━━━ Task material

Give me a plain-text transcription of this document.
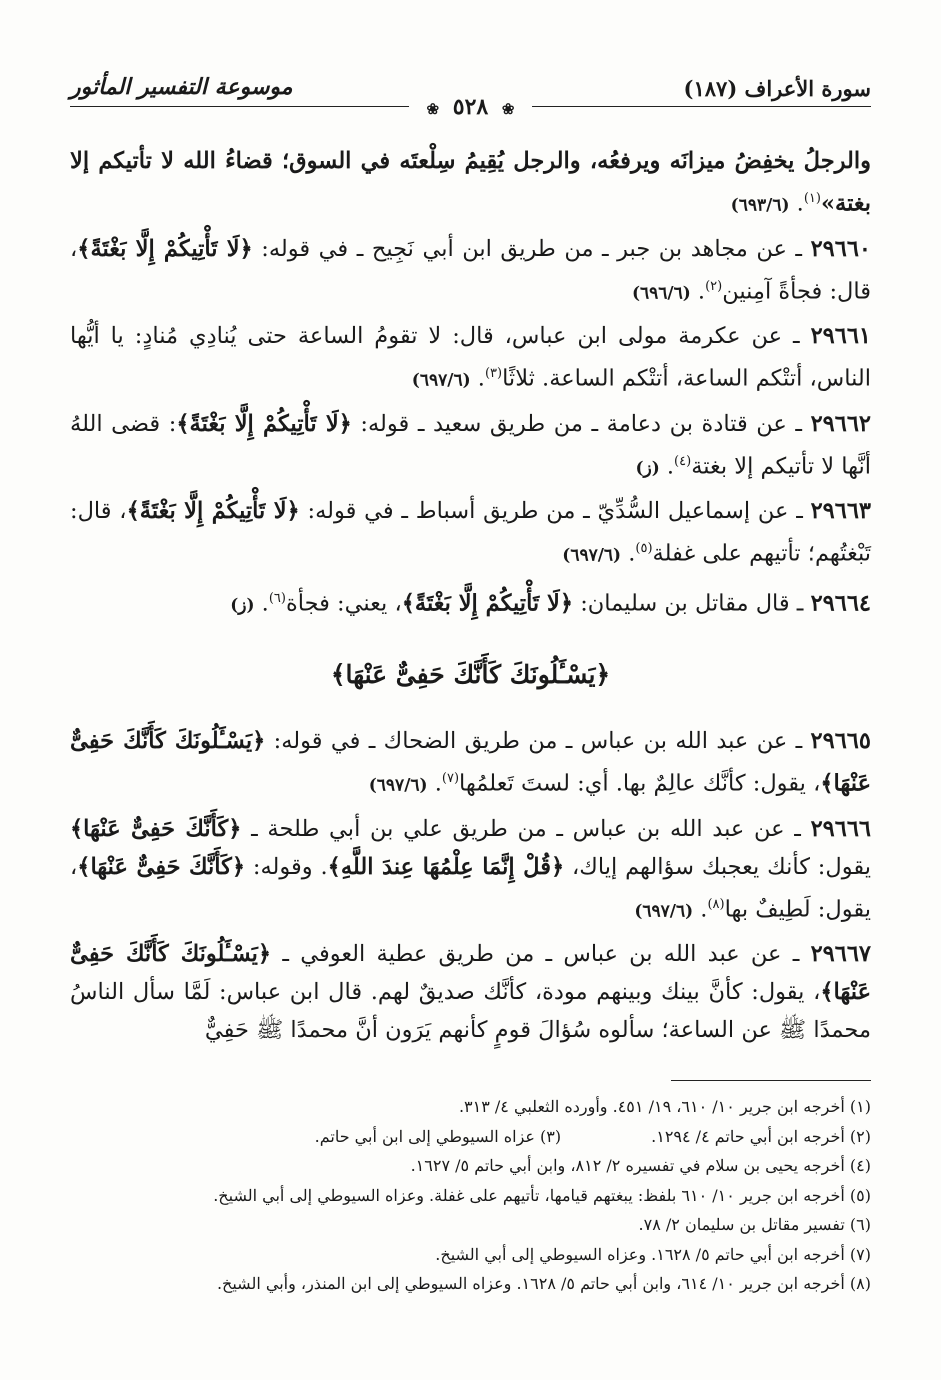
سورة الأعراف (١٨٧)
موسوعة التفسير المأثور
❀ ٥٢٨ ❀

والرجلُ يخفِضُ ميزانَه ويرفعُه، والرجل يُقِيمُ سِلْعتَه في السوق؛ قضاءُ الله لا تأتيكم إلا بغتة»$^{(١)}$. (٦٩٣/٦)

٢٩٦٦٠ ـ عن مجاهد بن جبر ـ من طريق ابن أبي نَجِيح ـ في قوله: ﴿لَا تَأْتِيكُمْ إِلَّا بَغْتَةً﴾، قال: فجأةً آمِنين$^{(٢)}$. (٦٩٦/٦)

٢٩٦٦١ ـ عن عكرمة مولى ابن عباس، قال: لا تقومُ الساعة حتى يُنادِي مُنادٍ: يا أيُّها الناس، أتتْكم الساعة، أتتْكم الساعة. ثلاثًا$^{(٣)}$. (٦٩٧/٦)

٢٩٦٦٢ ـ عن قتادة بن دعامة ـ من طريق سعيد ـ قوله: ﴿لَا تَأْتِيكُمْ إِلَّا بَغْتَةً﴾: قضى اللهُ أنَّها لا تأتيكم إلا بغتة$^{(٤)}$. (ز)

٢٩٦٦٣ ـ عن إسماعيل السُّدِّيّ ـ من طريق أسباط ـ في قوله: ﴿لَا تَأْتِيكُمْ إِلَّا بَغْتَةً﴾، قال: تَبْغتُهم؛ تأتيهم على غفلة$^{(٥)}$. (٦٩٧/٦)

٢٩٦٦٤ ـ قال مقاتل بن سليمان: ﴿لَا تَأْتِيكُمْ إِلَّا بَغْتَةً﴾، يعني: فجأة$^{(٦)}$. (ز)

﴿يَسْـَٔلُونَكَ كَأَنَّكَ حَفِىٌّ عَنْهَا﴾

٢٩٦٦٥ ـ عن عبد الله بن عباس ـ من طريق الضحاك ـ في قوله: ﴿يَسْـَٔلُونَكَ كَأَنَّكَ حَفِىٌّ عَنْهَا﴾، يقول: كأنَّك عالِمٌ بها. أي: لستَ تَعلمُها$^{(٧)}$. (٦٩٧/٦)

٢٩٦٦٦ ـ عن عبد الله بن عباس ـ من طريق علي بن أبي طلحة ـ ﴿كَأَنَّكَ حَفِىٌّ عَنْهَا﴾ يقول: كأنك يعجبك سؤالهم إياك، ﴿قُلْ إِنَّمَا عِلْمُهَا عِندَ اللَّهِ﴾. وقوله: ﴿كَأَنَّكَ حَفِىٌّ عَنْهَا﴾، يقول: لَطِيفٌ بها$^{(٨)}$. (٦٩٧/٦)

٢٩٦٦٧ ـ عن عبد الله بن عباس ـ من طريق عطية العوفي ـ ﴿يَسْـَٔلُونَكَ كَأَنَّكَ حَفِىٌّ عَنْهَا﴾، يقول: كأنَّ بينك وبينهم مودة، كأنَّك صديقٌ لهم. قال ابن عباس: لَمَّا سأل الناسُ محمدًا ﷺ عن الساعة؛ سألوه سُؤالَ قومٍ كأنهم يَرَون أنَّ محمدًا ﷺ حَفِيٌّ

(١) أخرجه ابن جرير ١٠/ ٦١٠، ١٩/ ٤٥١. وأورده الثعلبي ٤/ ٣١٣.
(٢) أخرجه ابن أبي حاتم ٤/ ١٢٩٤.(٣) عزاه السيوطي إلى ابن أبي حاتم.
(٤) أخرجه يحيى بن سلام في تفسيره ٢/ ٨١٢، وابن أبي حاتم ٥/ ١٦٢٧.
(٥) أخرجه ابن جرير ١٠/ ٦١٠ بلفظ: يبغتهم قيامها، تأتيهم على غفلة. وعزاه السيوطي إلى أبي الشيخ.
(٦) تفسير مقاتل بن سليمان ٢/ ٧٨.
(٧) أخرجه ابن أبي حاتم ٥/ ١٦٢٨. وعزاه السيوطي إلى أبي الشيخ.
(٨) أخرجه ابن جرير ١٠/ ٦١٤، وابن أبي حاتم ٥/ ١٦٢٨. وعزاه السيوطي إلى ابن المنذر، وأبي الشيخ.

━━━━━━

• _What is required_:
Pictures excluded, quote all the data above exactly.

• _The result_:
Give me a plain-text transcription of this document.
سورة الأعراف (١٨٧)
موسوعة التفسير المأثور
❀ ٥٢٨ ❀

والرجلُ يخفِضُ ميزانَه ويرفعُه، والرجل يُقِيمُ سِلْعتَه في السوق؛ قضاءُ الله لا تأتيكم إلا بغتة»$^{(١)}$. (٦٩٣/٦)

٢٩٦٦٠ ـ عن مجاهد بن جبر ـ من طريق ابن أبي نَجِيح ـ في قوله: ﴿لَا تَأْتِيكُمْ إِلَّا بَغْتَةً﴾، قال: فجأةً آمِنين$^{(٢)}$. (٦٩٦/٦)

٢٩٦٦١ ـ عن عكرمة مولى ابن عباس، قال: لا تقومُ الساعة حتى يُنادِي مُنادٍ: يا أيُّها الناس، أتتْكم الساعة، أتتْكم الساعة. ثلاثًا$^{(٣)}$. (٦٩٧/٦)

٢٩٦٦٢ ـ عن قتادة بن دعامة ـ من طريق سعيد ـ قوله: ﴿لَا تَأْتِيكُمْ إِلَّا بَغْتَةً﴾: قضى اللهُ أنَّها لا تأتيكم إلا بغتة$^{(٤)}$. (ز)

٢٩٦٦٣ ـ عن إسماعيل السُّدِّيّ ـ من طريق أسباط ـ في قوله: ﴿لَا تَأْتِيكُمْ إِلَّا بَغْتَةً﴾، قال: تَبْغتُهم؛ تأتيهم على غفلة$^{(٥)}$. (٦٩٧/٦)

٢٩٦٦٤ ـ قال مقاتل بن سليمان: ﴿لَا تَأْتِيكُمْ إِلَّا بَغْتَةً﴾، يعني: فجأة$^{(٦)}$. (ز)

﴿يَسْـَٔلُونَكَ كَأَنَّكَ حَفِىٌّ عَنْهَا﴾

٢٩٦٦٥ ـ عن عبد الله بن عباس ـ من طريق الضحاك ـ في قوله: ﴿يَسْـَٔلُونَكَ كَأَنَّكَ حَفِىٌّ عَنْهَا﴾، يقول: كأنَّك عالِمٌ بها. أي: لستَ تَعلمُها$^{(٧)}$. (٦٩٧/٦)

٢٩٦٦٦ ـ عن عبد الله بن عباس ـ من طريق علي بن أبي طلحة ـ ﴿كَأَنَّكَ حَفِىٌّ عَنْهَا﴾ يقول: كأنك يعجبك سؤالهم إياك، ﴿قُلْ إِنَّمَا عِلْمُهَا عِندَ اللَّهِ﴾. وقوله: ﴿كَأَنَّكَ حَفِىٌّ عَنْهَا﴾، يقول: لَطِيفٌ بها$^{(٨)}$. (٦٩٧/٦)

٢٩٦٦٧ ـ عن عبد الله بن عباس ـ من طريق عطية العوفي ـ ﴿يَسْـَٔلُونَكَ كَأَنَّكَ حَفِىٌّ عَنْهَا﴾، يقول: كأنَّ بينك وبينهم مودة، كأنَّك صديقٌ لهم. قال ابن عباس: لَمَّا سأل الناسُ محمدًا ﷺ عن الساعة؛ سألوه سُؤالَ قومٍ كأنهم يَرَون أنَّ محمدًا ﷺ حَفِيٌّ

(١) أخرجه ابن جرير ١٠/ ٦١٠، ١٩/ ٤٥١. وأورده الثعلبي ٤/ ٣١٣.
(٢) أخرجه ابن أبي حاتم ٤/ ١٢٩٤.(٣) عزاه السيوطي إلى ابن أبي حاتم.
(٤) أخرجه يحيى بن سلام في تفسيره ٢/ ٨١٢، وابن أبي حاتم ٥/ ١٦٢٧.
(٥) أخرجه ابن جرير ١٠/ ٦١٠ بلفظ: يبغتهم قيامها، تأتيهم على غفلة. وعزاه السيوطي إلى أبي الشيخ.
(٦) تفسير مقاتل بن سليمان ٢/ ٧٨.
(٧) أخرجه ابن أبي حاتم ٥/ ١٦٢٨. وعزاه السيوطي إلى أبي الشيخ.
(٨) أخرجه ابن جرير ١٠/ ٦١٤، وابن أبي حاتم ٥/ ١٦٢٨. وعزاه السيوطي إلى ابن المنذر، وأبي الشيخ.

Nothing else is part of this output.